#### Do this:
Copy out each line of the data that holds the word "name".
# START OF Task material
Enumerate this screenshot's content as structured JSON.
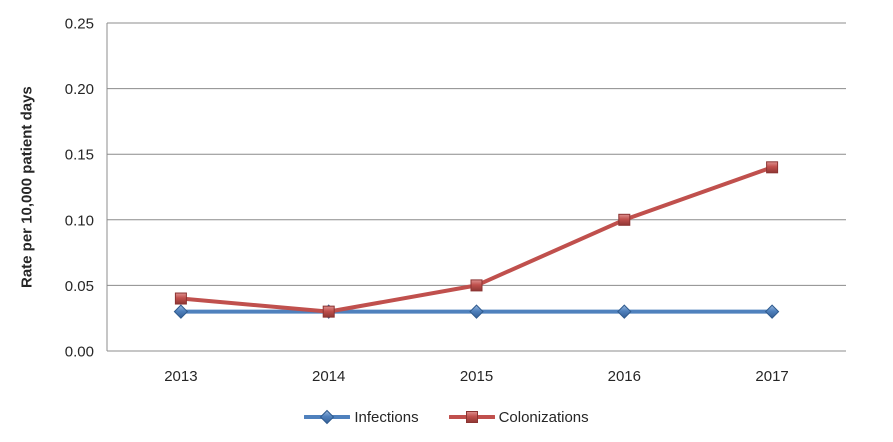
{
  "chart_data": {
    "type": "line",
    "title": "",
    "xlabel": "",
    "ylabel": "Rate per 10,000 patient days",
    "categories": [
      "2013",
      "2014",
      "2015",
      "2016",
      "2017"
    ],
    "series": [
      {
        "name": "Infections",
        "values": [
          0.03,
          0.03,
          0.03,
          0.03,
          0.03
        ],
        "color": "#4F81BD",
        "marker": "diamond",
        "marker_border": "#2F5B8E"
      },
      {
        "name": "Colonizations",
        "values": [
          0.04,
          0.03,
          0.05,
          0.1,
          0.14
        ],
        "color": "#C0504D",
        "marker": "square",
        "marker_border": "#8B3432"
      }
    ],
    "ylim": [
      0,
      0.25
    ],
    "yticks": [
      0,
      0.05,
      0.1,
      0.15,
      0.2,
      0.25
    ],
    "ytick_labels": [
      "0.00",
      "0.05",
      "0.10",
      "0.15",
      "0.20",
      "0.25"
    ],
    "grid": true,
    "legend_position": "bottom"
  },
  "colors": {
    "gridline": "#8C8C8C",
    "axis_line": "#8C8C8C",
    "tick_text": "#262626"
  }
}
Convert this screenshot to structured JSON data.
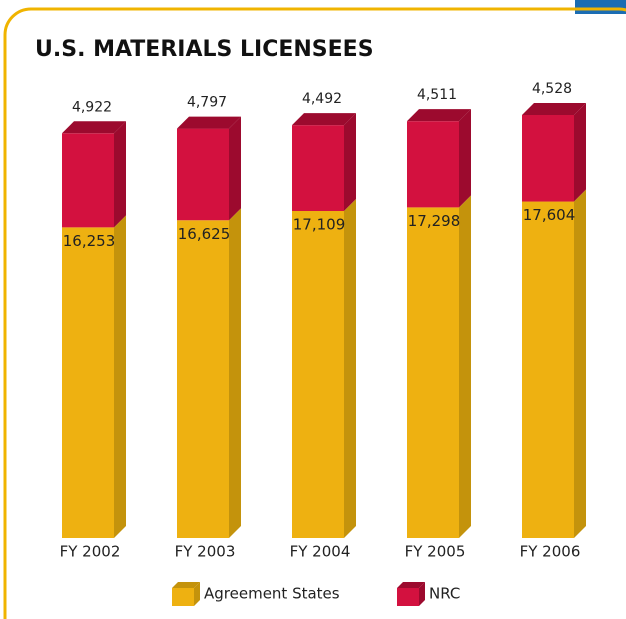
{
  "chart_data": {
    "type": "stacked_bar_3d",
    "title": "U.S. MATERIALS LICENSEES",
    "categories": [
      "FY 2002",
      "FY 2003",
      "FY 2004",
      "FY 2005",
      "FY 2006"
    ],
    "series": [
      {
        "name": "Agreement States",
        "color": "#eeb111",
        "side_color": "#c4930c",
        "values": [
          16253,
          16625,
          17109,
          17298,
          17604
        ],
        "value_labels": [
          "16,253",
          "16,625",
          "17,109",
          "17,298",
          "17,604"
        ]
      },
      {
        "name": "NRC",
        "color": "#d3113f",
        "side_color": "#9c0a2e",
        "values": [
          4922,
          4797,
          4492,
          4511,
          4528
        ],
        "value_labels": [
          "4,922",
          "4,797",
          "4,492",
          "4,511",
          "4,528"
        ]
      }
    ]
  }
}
# END OF Task material
# START OF Task material
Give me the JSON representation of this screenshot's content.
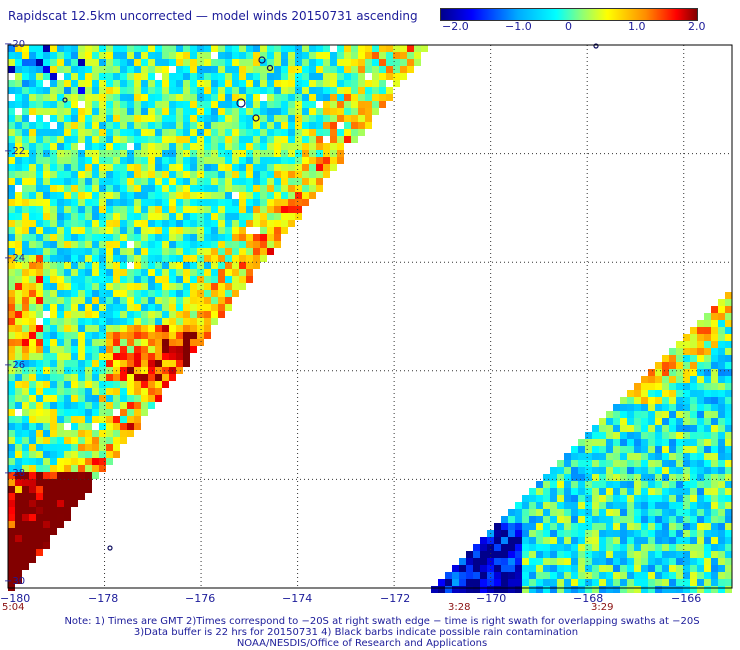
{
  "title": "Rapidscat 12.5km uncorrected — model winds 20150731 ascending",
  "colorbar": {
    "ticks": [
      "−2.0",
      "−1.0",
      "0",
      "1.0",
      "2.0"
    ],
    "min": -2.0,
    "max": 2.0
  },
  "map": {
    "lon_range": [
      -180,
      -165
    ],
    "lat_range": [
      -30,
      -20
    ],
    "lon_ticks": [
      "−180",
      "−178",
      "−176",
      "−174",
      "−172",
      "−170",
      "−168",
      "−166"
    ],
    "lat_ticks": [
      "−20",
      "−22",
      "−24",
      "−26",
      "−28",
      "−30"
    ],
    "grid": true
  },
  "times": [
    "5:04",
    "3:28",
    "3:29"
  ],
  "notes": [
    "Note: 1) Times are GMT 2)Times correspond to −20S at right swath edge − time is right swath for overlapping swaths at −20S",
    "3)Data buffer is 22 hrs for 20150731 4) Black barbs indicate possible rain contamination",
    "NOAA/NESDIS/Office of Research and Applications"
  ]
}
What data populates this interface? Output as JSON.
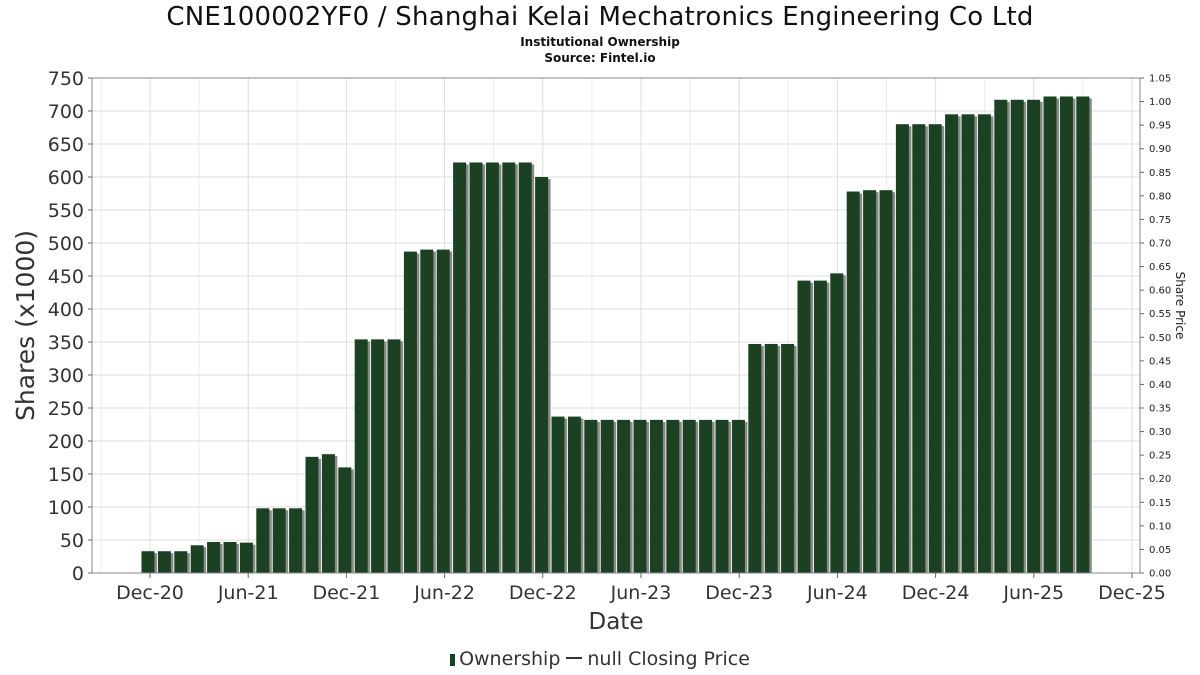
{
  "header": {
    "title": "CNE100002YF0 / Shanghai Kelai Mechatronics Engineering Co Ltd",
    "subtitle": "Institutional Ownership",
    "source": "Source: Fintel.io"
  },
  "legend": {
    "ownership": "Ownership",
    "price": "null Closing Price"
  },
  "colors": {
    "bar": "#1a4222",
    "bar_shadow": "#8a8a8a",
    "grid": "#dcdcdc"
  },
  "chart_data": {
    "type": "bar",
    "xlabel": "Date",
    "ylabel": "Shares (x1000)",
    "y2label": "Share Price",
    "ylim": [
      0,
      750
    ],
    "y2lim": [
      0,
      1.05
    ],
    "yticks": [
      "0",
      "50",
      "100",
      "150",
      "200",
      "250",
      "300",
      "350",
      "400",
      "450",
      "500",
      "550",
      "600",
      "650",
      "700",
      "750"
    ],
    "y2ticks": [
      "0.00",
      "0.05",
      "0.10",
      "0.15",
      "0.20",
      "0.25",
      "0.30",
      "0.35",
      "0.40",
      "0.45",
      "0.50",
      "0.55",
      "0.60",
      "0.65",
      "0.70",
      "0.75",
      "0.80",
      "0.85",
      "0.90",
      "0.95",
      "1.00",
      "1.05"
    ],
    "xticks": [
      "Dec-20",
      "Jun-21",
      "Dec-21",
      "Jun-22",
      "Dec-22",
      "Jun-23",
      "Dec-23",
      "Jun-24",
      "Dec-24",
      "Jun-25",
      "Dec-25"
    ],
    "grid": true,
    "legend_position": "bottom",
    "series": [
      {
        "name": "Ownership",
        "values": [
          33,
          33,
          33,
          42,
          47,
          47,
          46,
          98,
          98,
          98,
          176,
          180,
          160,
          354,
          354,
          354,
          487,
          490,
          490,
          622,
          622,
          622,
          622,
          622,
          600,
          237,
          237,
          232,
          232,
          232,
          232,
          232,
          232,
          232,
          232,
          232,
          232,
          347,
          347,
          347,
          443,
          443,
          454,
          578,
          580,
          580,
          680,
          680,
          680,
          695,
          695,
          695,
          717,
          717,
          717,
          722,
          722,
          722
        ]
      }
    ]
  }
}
# END OF Task material
# START OF Task material
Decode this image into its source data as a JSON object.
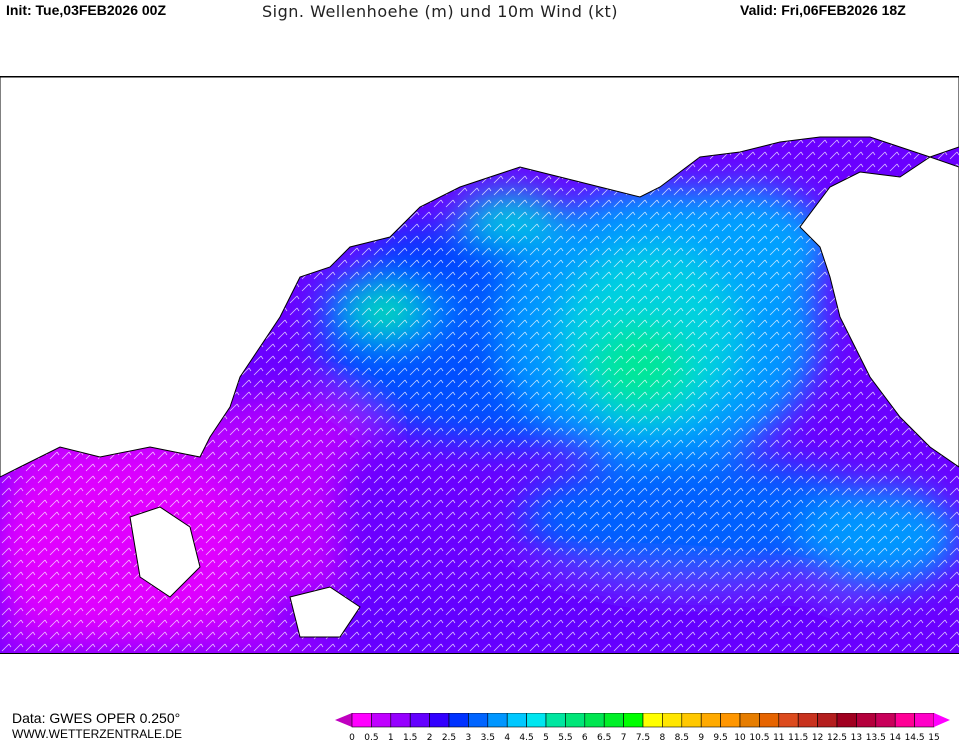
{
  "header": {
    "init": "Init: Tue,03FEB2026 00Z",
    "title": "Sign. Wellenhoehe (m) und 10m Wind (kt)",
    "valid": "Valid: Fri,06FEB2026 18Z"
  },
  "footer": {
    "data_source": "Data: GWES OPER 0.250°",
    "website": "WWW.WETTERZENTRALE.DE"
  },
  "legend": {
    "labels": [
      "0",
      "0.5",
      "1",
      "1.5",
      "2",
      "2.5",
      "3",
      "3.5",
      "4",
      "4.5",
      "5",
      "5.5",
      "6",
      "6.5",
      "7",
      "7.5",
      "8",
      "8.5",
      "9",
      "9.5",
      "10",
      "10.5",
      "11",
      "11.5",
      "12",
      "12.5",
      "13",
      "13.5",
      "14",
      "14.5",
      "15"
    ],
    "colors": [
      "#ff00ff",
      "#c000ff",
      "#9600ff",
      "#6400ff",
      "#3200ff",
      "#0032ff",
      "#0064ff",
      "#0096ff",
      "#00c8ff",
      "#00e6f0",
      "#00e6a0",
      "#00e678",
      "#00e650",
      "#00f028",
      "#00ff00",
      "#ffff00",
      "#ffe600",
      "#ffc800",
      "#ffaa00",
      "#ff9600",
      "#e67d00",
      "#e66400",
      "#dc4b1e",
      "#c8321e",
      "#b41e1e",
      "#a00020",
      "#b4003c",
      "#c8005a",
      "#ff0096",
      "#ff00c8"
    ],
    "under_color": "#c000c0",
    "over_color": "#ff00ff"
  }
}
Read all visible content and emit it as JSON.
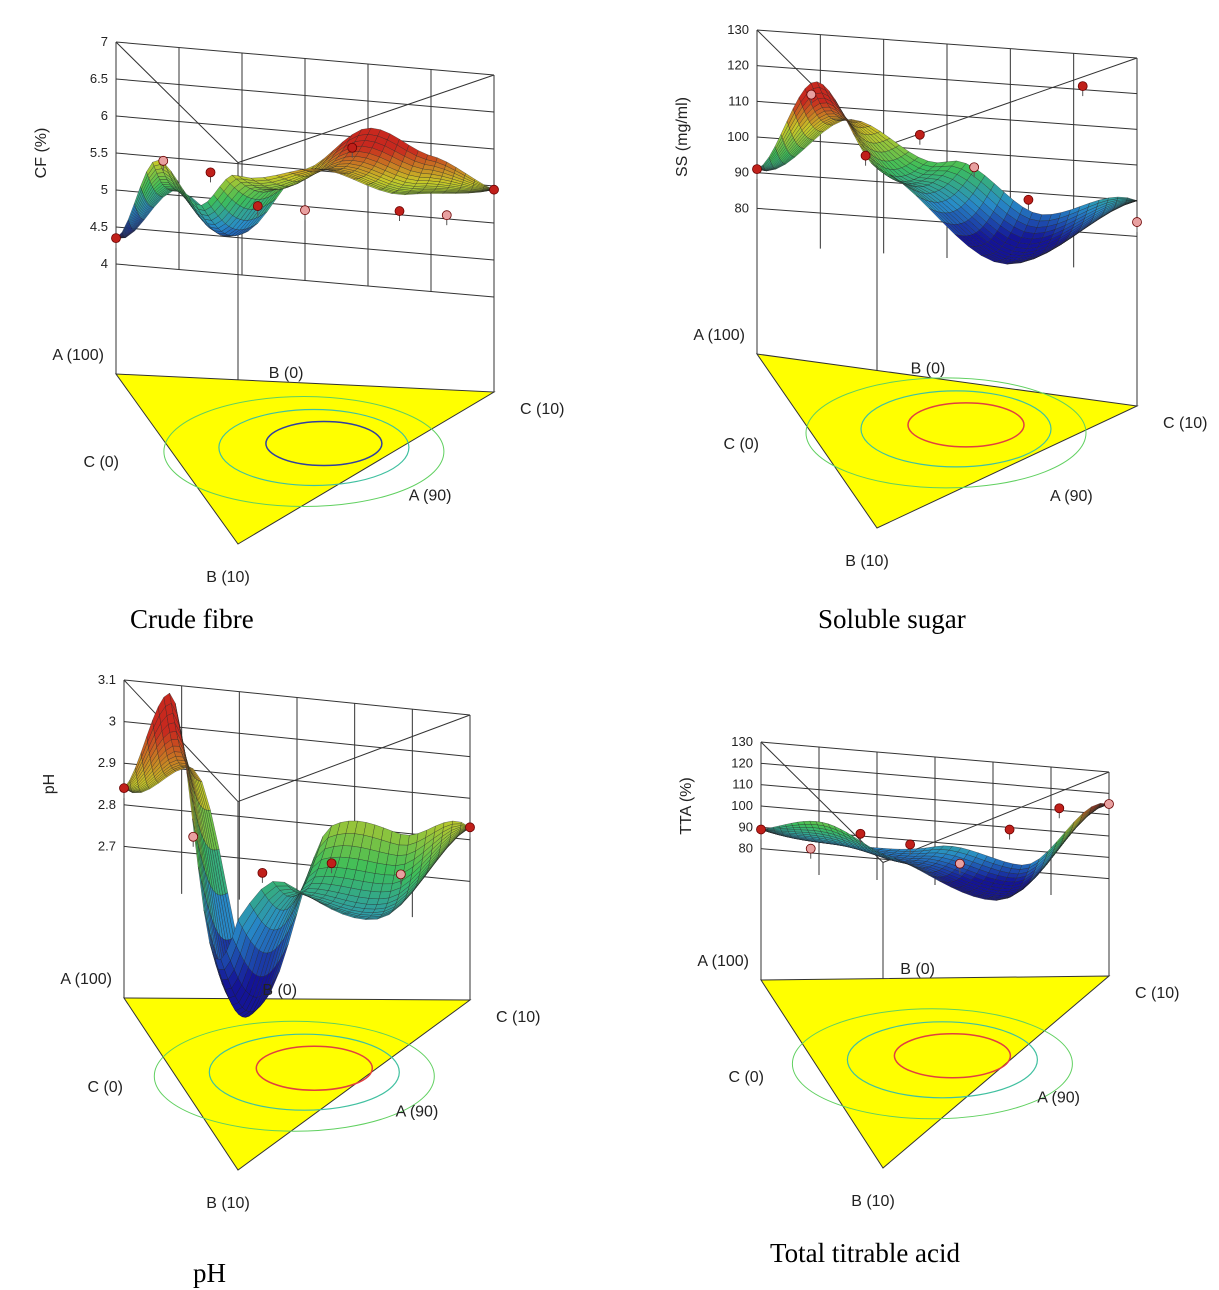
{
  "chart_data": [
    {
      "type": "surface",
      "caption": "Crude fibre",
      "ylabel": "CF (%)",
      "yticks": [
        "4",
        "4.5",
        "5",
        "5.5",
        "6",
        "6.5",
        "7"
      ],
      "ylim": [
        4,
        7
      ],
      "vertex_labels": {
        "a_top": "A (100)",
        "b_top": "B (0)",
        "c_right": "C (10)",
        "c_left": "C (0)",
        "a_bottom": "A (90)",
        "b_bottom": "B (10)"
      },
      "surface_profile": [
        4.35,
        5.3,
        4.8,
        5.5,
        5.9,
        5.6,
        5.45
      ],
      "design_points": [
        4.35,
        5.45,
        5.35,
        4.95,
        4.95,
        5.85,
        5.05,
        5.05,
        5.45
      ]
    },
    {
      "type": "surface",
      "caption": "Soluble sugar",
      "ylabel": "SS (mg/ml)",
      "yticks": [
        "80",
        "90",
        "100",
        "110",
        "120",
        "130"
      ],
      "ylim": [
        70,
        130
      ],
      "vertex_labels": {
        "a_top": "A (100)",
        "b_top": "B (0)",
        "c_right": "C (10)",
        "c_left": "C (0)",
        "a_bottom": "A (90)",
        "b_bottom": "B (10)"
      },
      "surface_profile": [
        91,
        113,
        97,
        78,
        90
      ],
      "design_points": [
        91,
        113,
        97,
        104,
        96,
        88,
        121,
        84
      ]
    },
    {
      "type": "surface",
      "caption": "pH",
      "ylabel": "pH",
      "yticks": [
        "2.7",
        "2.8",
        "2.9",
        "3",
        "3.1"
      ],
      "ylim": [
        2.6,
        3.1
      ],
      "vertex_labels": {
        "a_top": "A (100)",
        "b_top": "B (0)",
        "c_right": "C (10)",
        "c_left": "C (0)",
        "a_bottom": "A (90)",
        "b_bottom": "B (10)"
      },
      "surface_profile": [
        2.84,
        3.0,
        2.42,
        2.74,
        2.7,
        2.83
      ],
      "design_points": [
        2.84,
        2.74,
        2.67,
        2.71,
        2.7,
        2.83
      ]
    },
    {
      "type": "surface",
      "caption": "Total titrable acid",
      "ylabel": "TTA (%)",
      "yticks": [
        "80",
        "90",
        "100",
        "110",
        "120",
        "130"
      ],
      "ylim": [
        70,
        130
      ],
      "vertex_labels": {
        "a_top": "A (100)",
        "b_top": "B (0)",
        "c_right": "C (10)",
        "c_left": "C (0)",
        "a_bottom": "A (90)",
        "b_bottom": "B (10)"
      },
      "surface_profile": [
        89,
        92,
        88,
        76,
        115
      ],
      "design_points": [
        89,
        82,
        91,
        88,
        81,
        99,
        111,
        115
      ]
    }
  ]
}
# END OF Task material
#### Written solution:
        "name": "Infections",
        "name": "Colonizations",
        "name": "Agreement States",
        "name": "NRC",
        "name": "Ownership",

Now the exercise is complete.